### YOUR TASK
Restate each of the lines below word for word and drop every picture.

### THE DATA
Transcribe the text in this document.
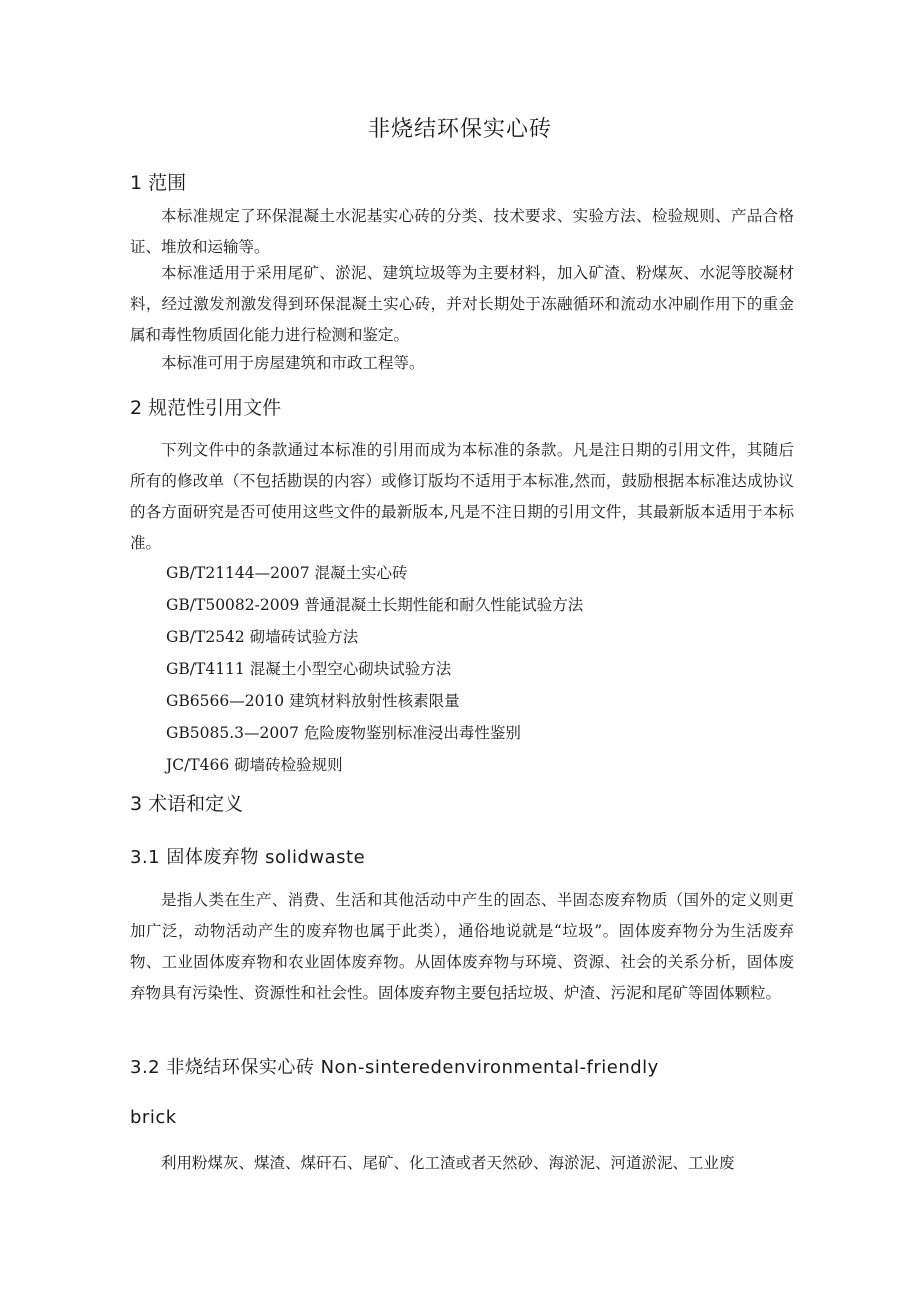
非烧结环保实心砖
1 范围
本标准规定了环保混凝土水泥基实心砖的分类、技术要求、实验方法、检验规则、产品合格证、堆放和运输等。
本标准适用于采用尾矿、淤泥、建筑垃圾等为主要材料，加入矿渣、粉煤灰、水泥等胶凝材料，经过激发剂激发得到环保混凝土实心砖，并对长期处于冻融循环和流动水冲刷作用下的重金属和毒性物质固化能力进行检测和鉴定。
本标准可用于房屋建筑和市政工程等。
2 规范性引用文件
下列文件中的条款通过本标准的引用而成为本标准的条款。凡是注日期的引用文件，其随后所有的修改单（不包括勘误的内容）或修订版均不适用于本标准,然而，鼓励根据本标准达成协议的各方面研究是否可使用这些文件的最新版本,凡是不注日期的引用文件，其最新版本适用于本标准。
GB/T21144—2007 混凝土实心砖
GB/T50082-2009 普通混凝土长期性能和耐久性能试验方法
GB/T2542 砌墙砖试验方法
GB/T4111 混凝土小型空心砌块试验方法
GB6566—2010 建筑材料放射性核素限量
GB5085.3—2007 危险废物鉴别标准浸出毒性鉴别
JC/T466 砌墙砖检验规则
3 术语和定义
3.1 固体废弃物 solidwaste
是指人类在生产、消费、生活和其他活动中产生的固态、半固态废弃物质（国外的定义则更加广泛，动物活动产生的废弃物也属于此类），通俗地说就是“垃圾”。固体废弃物分为生活废弃物、工业固体废弃物和农业固体废弃物。从固体废弃物与环境、资源、社会的关系分析，固体废弃物具有污染性、资源性和社会性。固体废弃物主要包括垃圾、炉渣、污泥和尾矿等固体颗粒。
3.2 非烧结环保实心砖 Non-sinteredenvironmental-friendly
brick
利用粉煤灰、煤渣、煤矸石、尾矿、化工渣或者天然砂、海淤泥、河道淤泥、工业废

### COMPLETE OUTPUT
Transcribe the text in this document.
非烧结环保实心砖
1 范围
本标准规定了环保混凝土水泥基实心砖的分类、技术要求、实验方法、检验规则、产品合格证、堆放和运输等。
本标准适用于采用尾矿、淤泥、建筑垃圾等为主要材料，加入矿渣、粉煤灰、水泥等胶凝材料，经过激发剂激发得到环保混凝土实心砖，并对长期处于冻融循环和流动水冲刷作用下的重金属和毒性物质固化能力进行检测和鉴定。
本标准可用于房屋建筑和市政工程等。
2 规范性引用文件
下列文件中的条款通过本标准的引用而成为本标准的条款。凡是注日期的引用文件，其随后所有的修改单（不包括勘误的内容）或修订版均不适用于本标准,然而，鼓励根据本标准达成协议的各方面研究是否可使用这些文件的最新版本,凡是不注日期的引用文件，其最新版本适用于本标准。
GB/T21144—2007 混凝土实心砖
GB/T50082-2009 普通混凝土长期性能和耐久性能试验方法
GB/T2542 砌墙砖试验方法
GB/T4111 混凝土小型空心砌块试验方法
GB6566—2010 建筑材料放射性核素限量
GB5085.3—2007 危险废物鉴别标准浸出毒性鉴别
JC/T466 砌墙砖检验规则
3 术语和定义
3.1 固体废弃物 solidwaste
是指人类在生产、消费、生活和其他活动中产生的固态、半固态废弃物质（国外的定义则更加广泛，动物活动产生的废弃物也属于此类），通俗地说就是“垃圾”。固体废弃物分为生活废弃物、工业固体废弃物和农业固体废弃物。从固体废弃物与环境、资源、社会的关系分析，固体废弃物具有污染性、资源性和社会性。固体废弃物主要包括垃圾、炉渣、污泥和尾矿等固体颗粒。
3.2 非烧结环保实心砖 Non-sinteredenvironmental-friendly
brick
利用粉煤灰、煤渣、煤矸石、尾矿、化工渣或者天然砂、海淤泥、河道淤泥、工业废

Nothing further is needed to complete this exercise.